Task objective: Write out each line that follows exactly as it stands, without the pictures.

Records for the task:
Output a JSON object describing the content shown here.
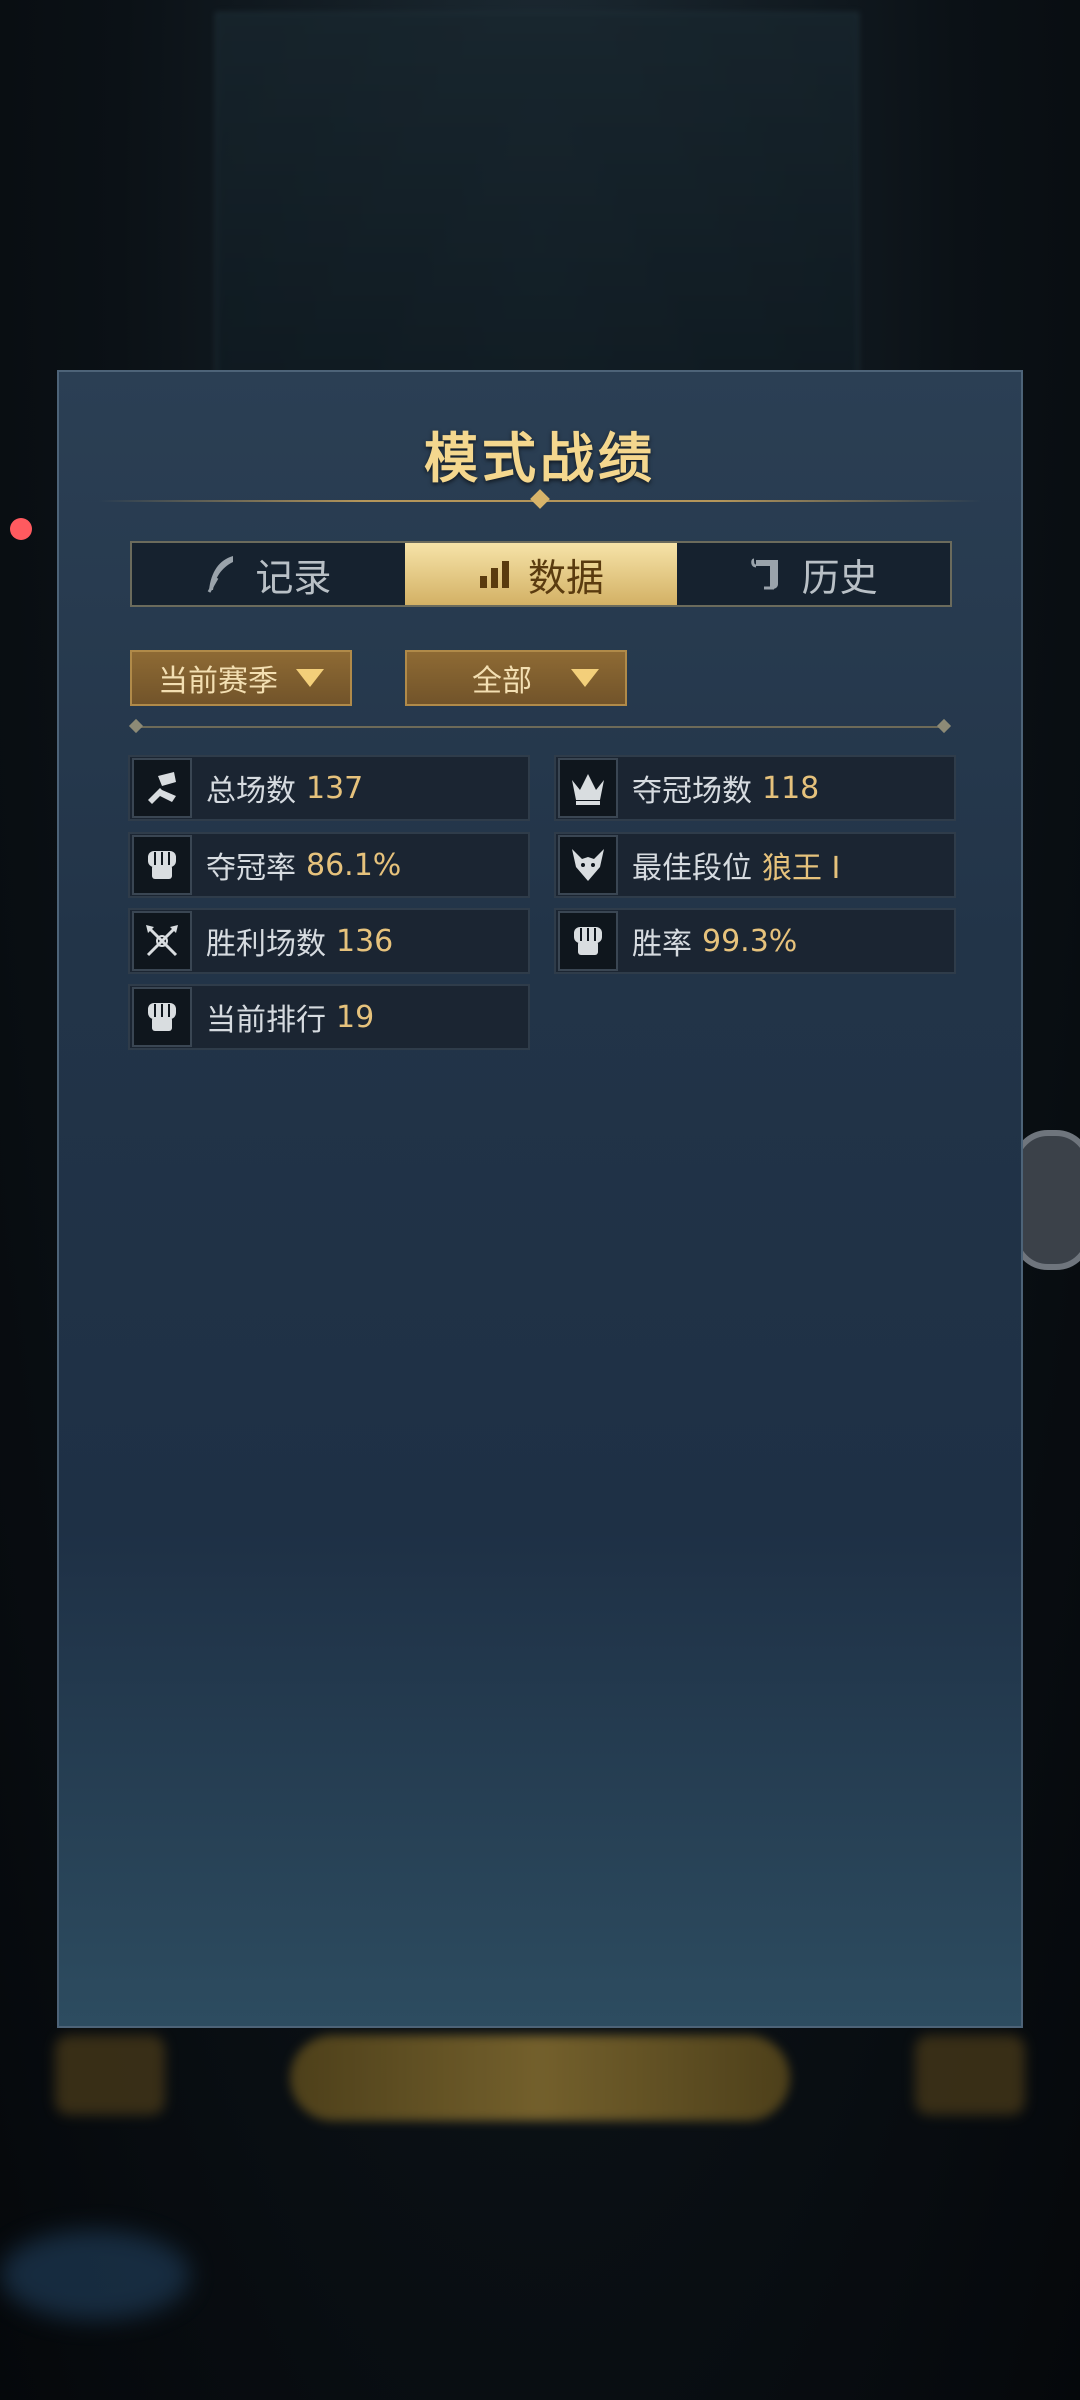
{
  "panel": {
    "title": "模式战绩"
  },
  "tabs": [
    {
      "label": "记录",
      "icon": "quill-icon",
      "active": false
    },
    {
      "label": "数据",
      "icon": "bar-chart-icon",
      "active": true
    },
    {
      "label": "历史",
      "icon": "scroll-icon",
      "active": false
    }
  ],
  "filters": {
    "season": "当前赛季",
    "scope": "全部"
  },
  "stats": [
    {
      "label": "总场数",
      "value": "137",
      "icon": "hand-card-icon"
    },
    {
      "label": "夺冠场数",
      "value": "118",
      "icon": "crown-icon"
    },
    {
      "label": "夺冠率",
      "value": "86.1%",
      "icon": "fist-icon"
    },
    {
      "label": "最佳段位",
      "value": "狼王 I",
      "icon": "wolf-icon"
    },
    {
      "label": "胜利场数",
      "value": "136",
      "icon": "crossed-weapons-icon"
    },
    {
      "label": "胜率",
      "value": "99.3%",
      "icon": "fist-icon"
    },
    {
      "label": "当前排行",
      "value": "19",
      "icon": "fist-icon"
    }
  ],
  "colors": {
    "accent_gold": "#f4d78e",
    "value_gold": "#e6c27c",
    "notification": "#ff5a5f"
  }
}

Solution for this problem:
Output a JSON object describing the content shown here.
{
  "panel": {
    "title": "模式战绩"
  },
  "tabs": [
    {
      "label": "记录",
      "icon": "quill-icon",
      "active": false
    },
    {
      "label": "数据",
      "icon": "bar-chart-icon",
      "active": true
    },
    {
      "label": "历史",
      "icon": "scroll-icon",
      "active": false
    }
  ],
  "filters": {
    "season": "当前赛季",
    "scope": "全部"
  },
  "stats": [
    {
      "label": "总场数",
      "value": "137",
      "icon": "hand-card-icon"
    },
    {
      "label": "夺冠场数",
      "value": "118",
      "icon": "crown-icon"
    },
    {
      "label": "夺冠率",
      "value": "86.1%",
      "icon": "fist-icon"
    },
    {
      "label": "最佳段位",
      "value": "狼王 I",
      "icon": "wolf-icon"
    },
    {
      "label": "胜利场数",
      "value": "136",
      "icon": "crossed-weapons-icon"
    },
    {
      "label": "胜率",
      "value": "99.3%",
      "icon": "fist-icon"
    },
    {
      "label": "当前排行",
      "value": "19",
      "icon": "fist-icon"
    }
  ],
  "colors": {
    "accent_gold": "#f4d78e",
    "value_gold": "#e6c27c",
    "notification": "#ff5a5f"
  }
}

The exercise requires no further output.